*Task description:* Write out every record in full, exactly as written, please.

*Records supplied:*
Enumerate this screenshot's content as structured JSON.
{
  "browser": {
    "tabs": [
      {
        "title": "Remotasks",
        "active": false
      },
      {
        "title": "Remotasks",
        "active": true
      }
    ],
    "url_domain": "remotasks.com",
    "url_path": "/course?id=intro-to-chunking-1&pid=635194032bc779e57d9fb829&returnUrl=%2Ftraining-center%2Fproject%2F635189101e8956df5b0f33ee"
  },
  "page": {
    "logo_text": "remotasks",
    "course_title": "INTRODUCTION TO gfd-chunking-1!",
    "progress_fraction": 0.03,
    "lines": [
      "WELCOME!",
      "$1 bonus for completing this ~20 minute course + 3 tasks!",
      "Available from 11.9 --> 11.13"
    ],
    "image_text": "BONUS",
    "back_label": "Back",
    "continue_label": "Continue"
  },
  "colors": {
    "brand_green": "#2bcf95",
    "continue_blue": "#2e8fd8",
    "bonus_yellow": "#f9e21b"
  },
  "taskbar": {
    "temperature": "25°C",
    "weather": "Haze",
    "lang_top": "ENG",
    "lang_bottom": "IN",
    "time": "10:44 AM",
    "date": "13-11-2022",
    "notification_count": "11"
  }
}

*Exercise output:*
Enumerate this screenshot's content as structured JSON.
{
  "browser": {
    "tabs": [
      {
        "title": "Remotasks",
        "active": false
      },
      {
        "title": "Remotasks",
        "active": true
      }
    ],
    "url_domain": "remotasks.com",
    "url_path": "/course?id=intro-to-chunking-1&pid=635194032bc779e57d9fb829&returnUrl=%2Ftraining-center%2Fproject%2F635189101e8956df5b0f33ee"
  },
  "page": {
    "logo_text": "remotasks",
    "course_title": "INTRODUCTION TO gfd-chunking-1!",
    "progress_fraction": 0.03,
    "lines": [
      "WELCOME!",
      "$1 bonus for completing this ~20 minute course + 3 tasks!",
      "Available from 11.9 --> 11.13"
    ],
    "image_text": "BONUS",
    "back_label": "Back",
    "continue_label": "Continue"
  },
  "colors": {
    "brand_green": "#2bcf95",
    "continue_blue": "#2e8fd8",
    "bonus_yellow": "#f9e21b"
  },
  "taskbar": {
    "temperature": "25°C",
    "weather": "Haze",
    "lang_top": "ENG",
    "lang_bottom": "IN",
    "time": "10:44 AM",
    "date": "13-11-2022",
    "notification_count": "11"
  }
}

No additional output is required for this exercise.